Task statement: Please list all lines of the material below in which the string "sporen" occurs.

── Data rows ──

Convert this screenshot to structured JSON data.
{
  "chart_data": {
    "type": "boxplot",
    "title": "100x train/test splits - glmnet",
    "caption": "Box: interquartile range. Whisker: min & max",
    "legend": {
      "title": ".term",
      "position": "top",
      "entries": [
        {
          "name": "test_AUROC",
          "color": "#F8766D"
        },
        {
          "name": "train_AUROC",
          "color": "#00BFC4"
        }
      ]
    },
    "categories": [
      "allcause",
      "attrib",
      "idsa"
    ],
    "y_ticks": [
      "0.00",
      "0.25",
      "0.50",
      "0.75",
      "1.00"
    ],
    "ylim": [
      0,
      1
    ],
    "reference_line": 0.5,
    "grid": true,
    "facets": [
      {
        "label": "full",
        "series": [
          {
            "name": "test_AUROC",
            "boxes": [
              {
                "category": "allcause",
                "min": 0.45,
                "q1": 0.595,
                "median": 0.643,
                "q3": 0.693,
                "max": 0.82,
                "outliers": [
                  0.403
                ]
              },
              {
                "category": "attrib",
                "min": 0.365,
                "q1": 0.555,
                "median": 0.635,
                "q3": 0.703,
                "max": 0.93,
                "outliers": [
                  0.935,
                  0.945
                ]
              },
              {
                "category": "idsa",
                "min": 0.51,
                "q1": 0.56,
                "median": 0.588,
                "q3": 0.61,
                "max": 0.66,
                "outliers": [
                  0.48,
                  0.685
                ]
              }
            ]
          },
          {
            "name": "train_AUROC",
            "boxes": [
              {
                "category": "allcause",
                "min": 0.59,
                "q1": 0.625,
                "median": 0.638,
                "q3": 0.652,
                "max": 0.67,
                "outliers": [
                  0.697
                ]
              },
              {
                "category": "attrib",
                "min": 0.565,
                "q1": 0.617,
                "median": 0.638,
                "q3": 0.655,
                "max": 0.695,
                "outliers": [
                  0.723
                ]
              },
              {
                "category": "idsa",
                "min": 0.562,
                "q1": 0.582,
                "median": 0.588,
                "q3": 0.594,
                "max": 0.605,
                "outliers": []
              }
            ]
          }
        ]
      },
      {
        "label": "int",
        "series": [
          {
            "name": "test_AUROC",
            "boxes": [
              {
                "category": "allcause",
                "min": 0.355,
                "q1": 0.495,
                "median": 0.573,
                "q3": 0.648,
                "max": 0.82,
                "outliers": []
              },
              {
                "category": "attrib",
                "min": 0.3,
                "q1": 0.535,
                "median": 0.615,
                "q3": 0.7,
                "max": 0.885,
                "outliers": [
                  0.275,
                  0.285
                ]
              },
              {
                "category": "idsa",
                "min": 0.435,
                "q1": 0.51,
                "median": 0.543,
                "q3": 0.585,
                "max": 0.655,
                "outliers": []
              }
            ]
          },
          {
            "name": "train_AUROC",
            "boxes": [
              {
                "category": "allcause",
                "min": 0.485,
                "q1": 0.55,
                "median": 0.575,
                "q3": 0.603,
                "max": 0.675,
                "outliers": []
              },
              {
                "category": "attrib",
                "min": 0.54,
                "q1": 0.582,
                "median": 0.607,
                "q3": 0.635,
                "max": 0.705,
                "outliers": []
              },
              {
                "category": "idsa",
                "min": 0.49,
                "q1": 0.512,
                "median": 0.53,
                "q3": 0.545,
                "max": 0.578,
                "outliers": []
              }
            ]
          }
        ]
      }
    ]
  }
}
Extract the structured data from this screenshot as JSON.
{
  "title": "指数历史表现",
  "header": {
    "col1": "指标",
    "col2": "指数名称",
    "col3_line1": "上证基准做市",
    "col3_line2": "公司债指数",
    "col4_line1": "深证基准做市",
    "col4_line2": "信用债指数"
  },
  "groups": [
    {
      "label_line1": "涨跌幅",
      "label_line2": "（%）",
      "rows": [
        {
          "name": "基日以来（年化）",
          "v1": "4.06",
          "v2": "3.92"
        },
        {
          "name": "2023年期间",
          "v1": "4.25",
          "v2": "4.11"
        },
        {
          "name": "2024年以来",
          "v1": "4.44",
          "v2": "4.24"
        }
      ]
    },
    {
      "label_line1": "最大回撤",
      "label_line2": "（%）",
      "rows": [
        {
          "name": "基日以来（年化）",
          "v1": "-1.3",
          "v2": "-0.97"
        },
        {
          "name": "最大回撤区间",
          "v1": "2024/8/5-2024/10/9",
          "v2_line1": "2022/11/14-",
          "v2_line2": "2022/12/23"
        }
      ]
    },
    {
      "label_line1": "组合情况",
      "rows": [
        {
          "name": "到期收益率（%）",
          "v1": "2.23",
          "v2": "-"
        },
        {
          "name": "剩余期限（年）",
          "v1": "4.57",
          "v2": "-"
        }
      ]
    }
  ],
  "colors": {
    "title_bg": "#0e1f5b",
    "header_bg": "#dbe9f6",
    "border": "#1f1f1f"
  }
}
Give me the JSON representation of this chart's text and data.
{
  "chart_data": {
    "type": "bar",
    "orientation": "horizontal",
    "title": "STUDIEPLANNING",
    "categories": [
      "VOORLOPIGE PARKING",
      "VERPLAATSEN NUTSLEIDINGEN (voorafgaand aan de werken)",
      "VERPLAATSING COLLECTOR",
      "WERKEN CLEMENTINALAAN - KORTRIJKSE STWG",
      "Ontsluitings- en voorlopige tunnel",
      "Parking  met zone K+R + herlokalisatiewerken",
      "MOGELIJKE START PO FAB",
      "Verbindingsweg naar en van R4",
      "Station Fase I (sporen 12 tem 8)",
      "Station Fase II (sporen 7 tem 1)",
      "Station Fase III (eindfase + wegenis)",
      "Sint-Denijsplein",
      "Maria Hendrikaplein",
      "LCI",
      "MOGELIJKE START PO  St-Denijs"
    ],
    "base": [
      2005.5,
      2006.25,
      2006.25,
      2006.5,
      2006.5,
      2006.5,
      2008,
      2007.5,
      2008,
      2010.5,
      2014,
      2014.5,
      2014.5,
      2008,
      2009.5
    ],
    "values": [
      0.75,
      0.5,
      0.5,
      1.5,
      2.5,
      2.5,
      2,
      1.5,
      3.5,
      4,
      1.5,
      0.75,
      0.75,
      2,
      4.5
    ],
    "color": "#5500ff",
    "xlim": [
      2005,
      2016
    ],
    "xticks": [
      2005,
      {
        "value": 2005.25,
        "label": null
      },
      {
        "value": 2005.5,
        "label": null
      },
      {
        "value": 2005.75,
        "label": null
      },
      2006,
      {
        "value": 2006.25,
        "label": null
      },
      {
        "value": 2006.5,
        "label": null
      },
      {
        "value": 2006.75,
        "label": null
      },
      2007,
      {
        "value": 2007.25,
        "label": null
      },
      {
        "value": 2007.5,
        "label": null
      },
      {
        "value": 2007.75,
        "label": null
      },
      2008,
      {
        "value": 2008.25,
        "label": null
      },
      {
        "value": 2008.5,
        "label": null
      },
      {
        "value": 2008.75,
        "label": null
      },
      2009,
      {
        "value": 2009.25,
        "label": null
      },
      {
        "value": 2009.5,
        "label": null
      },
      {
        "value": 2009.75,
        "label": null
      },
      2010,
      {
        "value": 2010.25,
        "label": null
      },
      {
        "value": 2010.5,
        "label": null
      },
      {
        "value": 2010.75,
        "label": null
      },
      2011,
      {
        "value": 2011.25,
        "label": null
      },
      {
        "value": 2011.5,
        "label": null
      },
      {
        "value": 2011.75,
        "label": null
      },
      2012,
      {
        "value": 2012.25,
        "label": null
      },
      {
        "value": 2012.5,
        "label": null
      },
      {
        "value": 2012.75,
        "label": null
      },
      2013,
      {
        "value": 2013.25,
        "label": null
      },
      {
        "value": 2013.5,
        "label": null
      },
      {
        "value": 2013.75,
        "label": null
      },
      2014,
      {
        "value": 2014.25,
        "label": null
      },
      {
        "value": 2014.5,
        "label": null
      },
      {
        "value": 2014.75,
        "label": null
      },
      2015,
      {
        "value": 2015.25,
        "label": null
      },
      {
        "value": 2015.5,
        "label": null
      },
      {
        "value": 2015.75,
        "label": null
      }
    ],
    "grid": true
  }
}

───

Correct result:
      "Station Fase I (sporen 12 tem 8)",
      "Station Fase II (sporen 7 tem 1)",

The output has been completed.